(What is required):
Find the string "access" in the records. Copy every line it appears in.

[Records from a dataset]
------------------------

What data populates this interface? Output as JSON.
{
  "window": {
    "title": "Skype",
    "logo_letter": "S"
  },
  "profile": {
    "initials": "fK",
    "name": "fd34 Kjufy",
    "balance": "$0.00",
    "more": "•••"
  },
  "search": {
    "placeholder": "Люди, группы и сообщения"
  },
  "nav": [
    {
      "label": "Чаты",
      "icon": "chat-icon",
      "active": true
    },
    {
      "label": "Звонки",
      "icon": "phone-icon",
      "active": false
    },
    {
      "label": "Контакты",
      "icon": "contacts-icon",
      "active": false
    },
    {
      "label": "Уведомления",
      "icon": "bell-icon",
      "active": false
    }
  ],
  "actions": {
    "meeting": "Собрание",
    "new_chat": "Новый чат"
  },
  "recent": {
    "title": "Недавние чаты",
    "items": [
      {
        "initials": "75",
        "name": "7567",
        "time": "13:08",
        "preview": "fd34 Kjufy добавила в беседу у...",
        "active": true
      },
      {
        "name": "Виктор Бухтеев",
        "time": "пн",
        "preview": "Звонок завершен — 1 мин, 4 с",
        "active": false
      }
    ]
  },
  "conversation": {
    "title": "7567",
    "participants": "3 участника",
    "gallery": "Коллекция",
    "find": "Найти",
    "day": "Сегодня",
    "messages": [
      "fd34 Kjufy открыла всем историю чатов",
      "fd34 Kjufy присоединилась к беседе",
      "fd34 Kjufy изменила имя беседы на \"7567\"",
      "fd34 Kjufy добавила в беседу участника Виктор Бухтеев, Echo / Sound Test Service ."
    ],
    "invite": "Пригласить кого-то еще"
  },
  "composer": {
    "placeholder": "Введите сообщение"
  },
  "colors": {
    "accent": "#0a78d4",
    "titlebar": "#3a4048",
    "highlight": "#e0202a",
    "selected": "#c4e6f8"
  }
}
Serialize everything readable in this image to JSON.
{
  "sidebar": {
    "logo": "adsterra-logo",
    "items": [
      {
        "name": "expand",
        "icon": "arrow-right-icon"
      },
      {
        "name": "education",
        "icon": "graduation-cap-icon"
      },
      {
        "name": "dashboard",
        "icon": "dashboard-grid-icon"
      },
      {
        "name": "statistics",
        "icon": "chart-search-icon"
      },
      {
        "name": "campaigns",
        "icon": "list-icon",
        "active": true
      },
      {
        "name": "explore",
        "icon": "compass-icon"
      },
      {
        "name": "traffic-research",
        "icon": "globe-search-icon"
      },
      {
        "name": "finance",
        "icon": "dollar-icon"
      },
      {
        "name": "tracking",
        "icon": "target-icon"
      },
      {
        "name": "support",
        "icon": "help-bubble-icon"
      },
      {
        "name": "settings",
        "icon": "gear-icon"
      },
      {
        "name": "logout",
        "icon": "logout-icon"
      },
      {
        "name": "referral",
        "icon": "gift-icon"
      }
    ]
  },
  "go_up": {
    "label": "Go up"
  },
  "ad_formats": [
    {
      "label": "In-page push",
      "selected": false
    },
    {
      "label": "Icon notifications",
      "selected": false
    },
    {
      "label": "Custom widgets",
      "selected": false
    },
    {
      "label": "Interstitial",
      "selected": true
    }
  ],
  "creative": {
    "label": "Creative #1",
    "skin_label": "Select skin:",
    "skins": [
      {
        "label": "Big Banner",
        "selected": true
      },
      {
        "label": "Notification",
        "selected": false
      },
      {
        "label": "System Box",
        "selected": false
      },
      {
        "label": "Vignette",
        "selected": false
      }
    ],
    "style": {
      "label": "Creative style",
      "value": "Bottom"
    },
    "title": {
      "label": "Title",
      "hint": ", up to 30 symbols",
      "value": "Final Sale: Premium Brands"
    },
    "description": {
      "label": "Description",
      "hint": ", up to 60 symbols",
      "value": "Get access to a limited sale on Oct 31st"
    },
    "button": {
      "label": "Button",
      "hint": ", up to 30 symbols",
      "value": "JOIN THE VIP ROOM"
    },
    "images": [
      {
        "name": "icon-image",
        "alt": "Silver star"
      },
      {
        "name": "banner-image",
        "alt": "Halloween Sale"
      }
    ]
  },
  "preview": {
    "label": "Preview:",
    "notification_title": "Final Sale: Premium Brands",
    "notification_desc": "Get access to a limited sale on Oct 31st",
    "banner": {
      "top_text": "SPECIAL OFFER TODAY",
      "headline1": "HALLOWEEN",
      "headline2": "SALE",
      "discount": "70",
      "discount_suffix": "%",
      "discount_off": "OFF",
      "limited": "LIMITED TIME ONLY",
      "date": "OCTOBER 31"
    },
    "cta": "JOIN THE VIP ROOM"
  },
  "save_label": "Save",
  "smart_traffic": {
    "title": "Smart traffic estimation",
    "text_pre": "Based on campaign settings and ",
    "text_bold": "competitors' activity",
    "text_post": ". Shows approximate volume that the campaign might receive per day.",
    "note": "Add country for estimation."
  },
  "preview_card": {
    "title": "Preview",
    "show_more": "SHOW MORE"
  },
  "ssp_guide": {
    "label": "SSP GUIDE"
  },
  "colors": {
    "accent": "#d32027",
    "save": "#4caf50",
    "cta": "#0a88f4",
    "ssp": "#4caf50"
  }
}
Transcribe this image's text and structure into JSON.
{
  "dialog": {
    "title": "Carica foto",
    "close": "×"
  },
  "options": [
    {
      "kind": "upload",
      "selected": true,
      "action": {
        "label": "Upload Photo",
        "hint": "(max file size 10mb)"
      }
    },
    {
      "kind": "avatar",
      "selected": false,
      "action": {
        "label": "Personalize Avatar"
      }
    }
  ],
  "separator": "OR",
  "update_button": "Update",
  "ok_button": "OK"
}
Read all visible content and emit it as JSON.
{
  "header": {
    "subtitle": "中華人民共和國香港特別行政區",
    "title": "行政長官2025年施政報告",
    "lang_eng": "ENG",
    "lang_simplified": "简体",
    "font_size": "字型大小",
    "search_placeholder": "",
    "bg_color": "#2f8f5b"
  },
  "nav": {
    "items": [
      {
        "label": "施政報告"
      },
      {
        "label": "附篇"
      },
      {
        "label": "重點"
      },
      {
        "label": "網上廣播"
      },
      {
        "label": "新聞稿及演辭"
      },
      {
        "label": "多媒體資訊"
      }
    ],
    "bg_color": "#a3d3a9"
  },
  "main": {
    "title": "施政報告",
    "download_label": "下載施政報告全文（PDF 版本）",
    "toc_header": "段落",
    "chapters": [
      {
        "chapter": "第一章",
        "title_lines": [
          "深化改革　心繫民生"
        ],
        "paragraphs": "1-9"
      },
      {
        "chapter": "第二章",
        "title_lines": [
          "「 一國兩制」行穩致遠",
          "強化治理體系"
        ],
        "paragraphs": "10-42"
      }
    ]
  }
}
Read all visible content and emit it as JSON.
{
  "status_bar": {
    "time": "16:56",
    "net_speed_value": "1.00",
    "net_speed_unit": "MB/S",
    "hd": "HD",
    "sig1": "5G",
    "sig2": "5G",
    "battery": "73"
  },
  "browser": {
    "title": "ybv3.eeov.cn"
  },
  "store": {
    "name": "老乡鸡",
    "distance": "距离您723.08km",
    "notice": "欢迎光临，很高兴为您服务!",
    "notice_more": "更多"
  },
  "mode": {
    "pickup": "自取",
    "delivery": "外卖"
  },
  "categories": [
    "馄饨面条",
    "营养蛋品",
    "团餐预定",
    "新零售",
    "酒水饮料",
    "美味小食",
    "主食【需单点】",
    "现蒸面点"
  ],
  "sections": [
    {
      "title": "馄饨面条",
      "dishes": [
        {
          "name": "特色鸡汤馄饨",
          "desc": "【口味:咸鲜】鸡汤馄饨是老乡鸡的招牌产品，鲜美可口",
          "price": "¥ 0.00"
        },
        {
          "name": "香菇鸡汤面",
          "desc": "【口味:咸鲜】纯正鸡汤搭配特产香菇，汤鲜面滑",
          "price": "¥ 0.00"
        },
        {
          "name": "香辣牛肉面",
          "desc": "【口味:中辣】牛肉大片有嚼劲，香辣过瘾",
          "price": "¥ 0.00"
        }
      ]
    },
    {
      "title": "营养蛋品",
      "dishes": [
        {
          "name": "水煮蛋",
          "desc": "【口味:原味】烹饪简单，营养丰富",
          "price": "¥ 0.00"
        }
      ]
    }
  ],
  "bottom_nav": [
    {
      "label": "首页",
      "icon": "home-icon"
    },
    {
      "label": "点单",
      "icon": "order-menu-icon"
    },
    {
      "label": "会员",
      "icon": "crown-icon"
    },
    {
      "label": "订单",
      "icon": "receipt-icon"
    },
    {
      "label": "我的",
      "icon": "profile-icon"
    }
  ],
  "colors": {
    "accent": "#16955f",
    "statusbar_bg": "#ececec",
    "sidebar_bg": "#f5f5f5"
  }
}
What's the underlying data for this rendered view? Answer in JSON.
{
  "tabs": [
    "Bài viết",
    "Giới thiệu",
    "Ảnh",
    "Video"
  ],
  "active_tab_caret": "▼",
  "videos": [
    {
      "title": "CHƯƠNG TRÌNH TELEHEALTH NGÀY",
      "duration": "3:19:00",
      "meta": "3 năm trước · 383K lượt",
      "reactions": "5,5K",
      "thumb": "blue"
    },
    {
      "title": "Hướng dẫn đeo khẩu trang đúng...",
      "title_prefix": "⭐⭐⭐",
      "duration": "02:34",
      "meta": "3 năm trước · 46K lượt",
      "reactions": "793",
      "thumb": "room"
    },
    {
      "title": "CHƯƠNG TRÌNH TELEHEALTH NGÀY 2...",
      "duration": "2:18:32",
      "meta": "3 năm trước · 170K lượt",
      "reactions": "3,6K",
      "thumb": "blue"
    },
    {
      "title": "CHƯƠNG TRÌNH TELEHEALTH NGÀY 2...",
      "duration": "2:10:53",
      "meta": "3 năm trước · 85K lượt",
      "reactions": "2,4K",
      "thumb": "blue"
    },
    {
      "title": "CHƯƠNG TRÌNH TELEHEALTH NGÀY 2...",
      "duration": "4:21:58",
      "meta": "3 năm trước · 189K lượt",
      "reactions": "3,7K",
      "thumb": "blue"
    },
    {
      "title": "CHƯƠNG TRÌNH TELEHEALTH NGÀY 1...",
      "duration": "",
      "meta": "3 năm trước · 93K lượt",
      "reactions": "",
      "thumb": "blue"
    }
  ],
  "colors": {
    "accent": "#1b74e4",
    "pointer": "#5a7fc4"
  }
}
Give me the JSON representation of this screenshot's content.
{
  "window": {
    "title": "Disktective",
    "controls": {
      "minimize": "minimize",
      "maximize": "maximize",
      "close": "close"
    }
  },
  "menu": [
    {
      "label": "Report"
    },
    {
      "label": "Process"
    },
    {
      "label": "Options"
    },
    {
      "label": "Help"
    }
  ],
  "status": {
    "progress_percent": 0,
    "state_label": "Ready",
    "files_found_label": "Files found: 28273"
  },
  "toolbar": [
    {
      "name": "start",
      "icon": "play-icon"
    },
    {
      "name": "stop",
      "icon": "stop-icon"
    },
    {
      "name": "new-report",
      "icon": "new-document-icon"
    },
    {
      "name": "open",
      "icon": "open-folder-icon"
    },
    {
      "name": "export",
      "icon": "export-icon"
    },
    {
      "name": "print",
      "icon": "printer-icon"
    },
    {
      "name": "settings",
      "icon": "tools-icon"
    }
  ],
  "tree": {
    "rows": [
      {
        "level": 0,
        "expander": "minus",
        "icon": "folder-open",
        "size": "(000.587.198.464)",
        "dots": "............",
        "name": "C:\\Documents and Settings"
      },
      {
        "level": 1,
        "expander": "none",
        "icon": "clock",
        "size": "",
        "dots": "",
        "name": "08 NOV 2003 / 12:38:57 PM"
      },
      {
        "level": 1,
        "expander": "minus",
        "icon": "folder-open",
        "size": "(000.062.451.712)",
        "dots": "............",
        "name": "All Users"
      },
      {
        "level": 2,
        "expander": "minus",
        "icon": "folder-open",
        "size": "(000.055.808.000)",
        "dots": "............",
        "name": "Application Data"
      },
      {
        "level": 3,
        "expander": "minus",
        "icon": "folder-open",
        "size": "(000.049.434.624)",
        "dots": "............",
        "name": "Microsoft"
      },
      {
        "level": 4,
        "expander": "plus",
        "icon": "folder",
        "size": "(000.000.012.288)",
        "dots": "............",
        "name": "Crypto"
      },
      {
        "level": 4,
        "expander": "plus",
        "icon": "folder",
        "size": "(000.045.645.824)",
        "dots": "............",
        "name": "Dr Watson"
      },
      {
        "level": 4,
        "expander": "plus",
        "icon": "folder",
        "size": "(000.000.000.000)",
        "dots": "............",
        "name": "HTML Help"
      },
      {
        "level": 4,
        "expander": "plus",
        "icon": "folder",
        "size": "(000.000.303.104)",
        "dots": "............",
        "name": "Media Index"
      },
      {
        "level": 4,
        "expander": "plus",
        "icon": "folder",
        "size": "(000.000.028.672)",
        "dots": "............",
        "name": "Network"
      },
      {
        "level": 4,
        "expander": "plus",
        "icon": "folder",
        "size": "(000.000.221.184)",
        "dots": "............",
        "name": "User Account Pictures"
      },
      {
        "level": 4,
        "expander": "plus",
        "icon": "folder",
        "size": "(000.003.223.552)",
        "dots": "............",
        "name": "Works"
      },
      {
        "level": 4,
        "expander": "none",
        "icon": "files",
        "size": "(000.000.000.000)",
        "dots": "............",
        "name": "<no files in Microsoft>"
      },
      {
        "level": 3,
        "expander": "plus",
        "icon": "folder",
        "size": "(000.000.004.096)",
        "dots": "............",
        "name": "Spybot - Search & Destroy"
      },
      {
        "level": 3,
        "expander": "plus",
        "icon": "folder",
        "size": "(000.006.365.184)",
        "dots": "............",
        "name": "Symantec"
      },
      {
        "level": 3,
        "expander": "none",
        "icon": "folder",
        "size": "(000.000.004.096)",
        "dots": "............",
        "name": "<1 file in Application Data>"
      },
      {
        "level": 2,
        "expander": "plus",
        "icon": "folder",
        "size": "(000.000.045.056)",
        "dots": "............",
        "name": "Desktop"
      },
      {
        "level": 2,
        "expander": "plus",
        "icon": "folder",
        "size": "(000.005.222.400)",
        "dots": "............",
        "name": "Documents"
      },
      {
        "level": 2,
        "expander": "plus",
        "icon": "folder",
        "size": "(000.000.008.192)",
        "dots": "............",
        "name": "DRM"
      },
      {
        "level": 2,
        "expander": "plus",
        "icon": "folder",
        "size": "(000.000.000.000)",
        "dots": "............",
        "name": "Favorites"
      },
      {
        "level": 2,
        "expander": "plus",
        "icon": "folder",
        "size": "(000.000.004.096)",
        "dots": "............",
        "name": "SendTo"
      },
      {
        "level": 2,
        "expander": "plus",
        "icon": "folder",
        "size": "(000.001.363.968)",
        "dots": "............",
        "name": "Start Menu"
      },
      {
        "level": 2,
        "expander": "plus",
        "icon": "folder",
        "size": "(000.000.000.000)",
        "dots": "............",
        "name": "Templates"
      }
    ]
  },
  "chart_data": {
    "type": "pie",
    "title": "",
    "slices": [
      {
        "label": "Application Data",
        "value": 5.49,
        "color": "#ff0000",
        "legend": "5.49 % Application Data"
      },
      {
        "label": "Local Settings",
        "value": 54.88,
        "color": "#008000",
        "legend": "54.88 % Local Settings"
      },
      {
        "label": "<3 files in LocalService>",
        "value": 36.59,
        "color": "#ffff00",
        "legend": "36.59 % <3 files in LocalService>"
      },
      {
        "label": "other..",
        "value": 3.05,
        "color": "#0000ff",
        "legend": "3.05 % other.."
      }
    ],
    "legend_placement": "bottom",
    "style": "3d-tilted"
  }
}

------------------------

(Answer for the task):
      "value": "Get access to a limited sale on Oct 31st"
    "notification_desc": "Get access to a limited sale on Oct 31st",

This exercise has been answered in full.